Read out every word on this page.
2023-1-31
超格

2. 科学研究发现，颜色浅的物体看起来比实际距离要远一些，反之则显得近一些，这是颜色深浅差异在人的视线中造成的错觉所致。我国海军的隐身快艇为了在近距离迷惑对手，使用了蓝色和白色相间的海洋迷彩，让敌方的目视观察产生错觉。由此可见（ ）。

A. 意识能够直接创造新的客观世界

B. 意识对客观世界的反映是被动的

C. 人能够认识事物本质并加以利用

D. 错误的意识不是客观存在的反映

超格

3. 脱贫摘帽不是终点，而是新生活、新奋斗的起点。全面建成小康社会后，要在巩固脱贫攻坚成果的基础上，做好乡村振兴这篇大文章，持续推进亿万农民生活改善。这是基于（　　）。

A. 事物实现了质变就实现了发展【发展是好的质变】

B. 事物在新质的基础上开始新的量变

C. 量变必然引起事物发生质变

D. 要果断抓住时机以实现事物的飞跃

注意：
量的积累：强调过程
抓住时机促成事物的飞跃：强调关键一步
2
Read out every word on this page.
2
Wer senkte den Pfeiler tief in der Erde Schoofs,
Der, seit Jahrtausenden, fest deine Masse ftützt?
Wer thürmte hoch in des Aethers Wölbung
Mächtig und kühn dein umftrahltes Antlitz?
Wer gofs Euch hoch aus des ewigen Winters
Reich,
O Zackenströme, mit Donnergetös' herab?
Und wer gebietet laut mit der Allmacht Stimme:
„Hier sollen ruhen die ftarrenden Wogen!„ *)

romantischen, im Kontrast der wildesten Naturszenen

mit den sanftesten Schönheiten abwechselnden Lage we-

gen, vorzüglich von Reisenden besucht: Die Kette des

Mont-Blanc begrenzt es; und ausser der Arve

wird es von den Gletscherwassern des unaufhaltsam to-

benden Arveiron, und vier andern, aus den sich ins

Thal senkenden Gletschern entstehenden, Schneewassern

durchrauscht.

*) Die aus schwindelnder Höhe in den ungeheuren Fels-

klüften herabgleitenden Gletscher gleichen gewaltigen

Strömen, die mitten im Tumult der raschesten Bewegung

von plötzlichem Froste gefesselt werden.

| Given exercise |
Return the entries above exactly, each one complete.

| Reply |
Read out every word on this page.
2023-1-31
超格

2. 科学研究发现，颜色浅的物体看起来比实际距离要远一些，反之则显得近一些，这是颜色深浅差异在人的视线中造成的错觉所致。我国海军的隐身快艇为了在近距离迷惑对手，使用了蓝色和白色相间的海洋迷彩，让敌方的目视观察产生错觉。由此可见（ ）。

A. 意识能够直接创造新的客观世界

B. 意识对客观世界的反映是被动的

C. 人能够认识事物本质并加以利用

D. 错误的意识不是客观存在的反映

超格

3. 脱贫摘帽不是终点，而是新生活、新奋斗的起点。全面建成小康社会后，要在巩固脱贫攻坚成果的基础上，做好乡村振兴这篇大文章，持续推进亿万农民生活改善。这是基于（　　）。

A. 事物实现了质变就实现了发展【发展是好的质变】

B. 事物在新质的基础上开始新的量变

C. 量变必然引起事物发生质变

D. 要果断抓住时机以实现事物的飞跃

注意：
量的积累：强调过程
抓住时机促成事物的飞跃：强调关键一步
2
Read out every word on this page.
2
Wer senkte den Pfeiler tief in der Erde Schoofs,
Der, seit Jahrtausenden, fest deine Masse ftützt?
Wer thürmte hoch in des Aethers Wölbung
Mächtig und kühn dein umftrahltes Antlitz?
Wer gofs Euch hoch aus des ewigen Winters
Reich,
O Zackenströme, mit Donnergetös' herab?
Und wer gebietet laut mit der Allmacht Stimme:
„Hier sollen ruhen die ftarrenden Wogen!„ *)

romantischen, im Kontrast der wildesten Naturszenen

mit den sanftesten Schönheiten abwechselnden Lage we-

gen, vorzüglich von Reisenden besucht: Die Kette des

Mont-Blanc begrenzt es; und ausser der Arve

wird es von den Gletscherwassern des unaufhaltsam to-

benden Arveiron, und vier andern, aus den sich ins

Thal senkenden Gletschern entstehenden, Schneewassern

durchrauscht.

*) Die aus schwindelnder Höhe in den ungeheuren Fels-

klüften herabgleitenden Gletscher gleichen gewaltigen

Strömen, die mitten im Tumult der raschesten Bewegung

von plötzlichem Froste gefesselt werden.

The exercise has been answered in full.